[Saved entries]
□ □ □ □ □ □ □
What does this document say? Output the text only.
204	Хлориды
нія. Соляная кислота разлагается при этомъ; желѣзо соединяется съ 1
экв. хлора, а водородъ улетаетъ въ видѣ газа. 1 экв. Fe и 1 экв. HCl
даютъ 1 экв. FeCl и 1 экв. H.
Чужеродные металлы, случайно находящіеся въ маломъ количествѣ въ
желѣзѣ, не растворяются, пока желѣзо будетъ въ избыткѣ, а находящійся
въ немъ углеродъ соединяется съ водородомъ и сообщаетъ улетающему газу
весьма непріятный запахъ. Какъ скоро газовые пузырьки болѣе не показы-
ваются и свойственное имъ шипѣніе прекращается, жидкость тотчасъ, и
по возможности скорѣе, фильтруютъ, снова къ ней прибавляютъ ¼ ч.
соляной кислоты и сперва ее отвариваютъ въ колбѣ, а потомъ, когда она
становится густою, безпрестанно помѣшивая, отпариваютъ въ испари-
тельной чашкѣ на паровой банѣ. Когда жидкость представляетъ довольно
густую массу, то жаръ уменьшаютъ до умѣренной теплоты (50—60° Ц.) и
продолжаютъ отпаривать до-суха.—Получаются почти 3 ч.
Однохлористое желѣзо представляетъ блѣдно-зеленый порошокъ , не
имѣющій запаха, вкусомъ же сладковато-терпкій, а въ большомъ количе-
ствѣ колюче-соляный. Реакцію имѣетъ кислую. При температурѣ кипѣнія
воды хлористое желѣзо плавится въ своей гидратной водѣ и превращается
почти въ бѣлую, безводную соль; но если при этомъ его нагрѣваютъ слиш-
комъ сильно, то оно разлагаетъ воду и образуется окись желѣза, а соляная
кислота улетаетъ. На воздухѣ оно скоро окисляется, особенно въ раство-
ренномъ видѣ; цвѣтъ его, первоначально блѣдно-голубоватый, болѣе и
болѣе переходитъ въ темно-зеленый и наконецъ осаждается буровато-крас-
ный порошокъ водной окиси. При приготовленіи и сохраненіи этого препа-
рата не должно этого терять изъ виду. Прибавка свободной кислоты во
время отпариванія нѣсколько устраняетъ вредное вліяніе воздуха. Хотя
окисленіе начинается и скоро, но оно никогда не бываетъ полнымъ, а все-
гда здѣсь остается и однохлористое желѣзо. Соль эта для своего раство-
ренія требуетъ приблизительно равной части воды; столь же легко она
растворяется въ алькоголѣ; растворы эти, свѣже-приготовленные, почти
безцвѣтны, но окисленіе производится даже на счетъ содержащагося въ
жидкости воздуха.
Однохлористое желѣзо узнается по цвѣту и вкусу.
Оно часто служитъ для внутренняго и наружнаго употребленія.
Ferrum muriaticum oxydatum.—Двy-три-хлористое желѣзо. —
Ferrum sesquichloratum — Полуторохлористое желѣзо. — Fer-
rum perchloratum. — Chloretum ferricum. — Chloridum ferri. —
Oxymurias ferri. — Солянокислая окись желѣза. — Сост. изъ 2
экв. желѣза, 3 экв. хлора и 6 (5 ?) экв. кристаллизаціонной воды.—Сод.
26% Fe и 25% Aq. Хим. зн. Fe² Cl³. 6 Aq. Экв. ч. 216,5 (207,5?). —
□ □ □ □ □ □ □
* _Problem_: Find every line that has "желѣза" in it, then return those lines.

* _Solution to the exercise_:
комъ сильно, то оно разлагаетъ воду и образуется окись желѣза, а соляная
Oxymurias ferri. — Солянокислая окись желѣза. — Сост. изъ 2
экв. желѣза, 3 экв. хлора и 6 (5 ?) экв. кристаллизаціонной воды.—Сод.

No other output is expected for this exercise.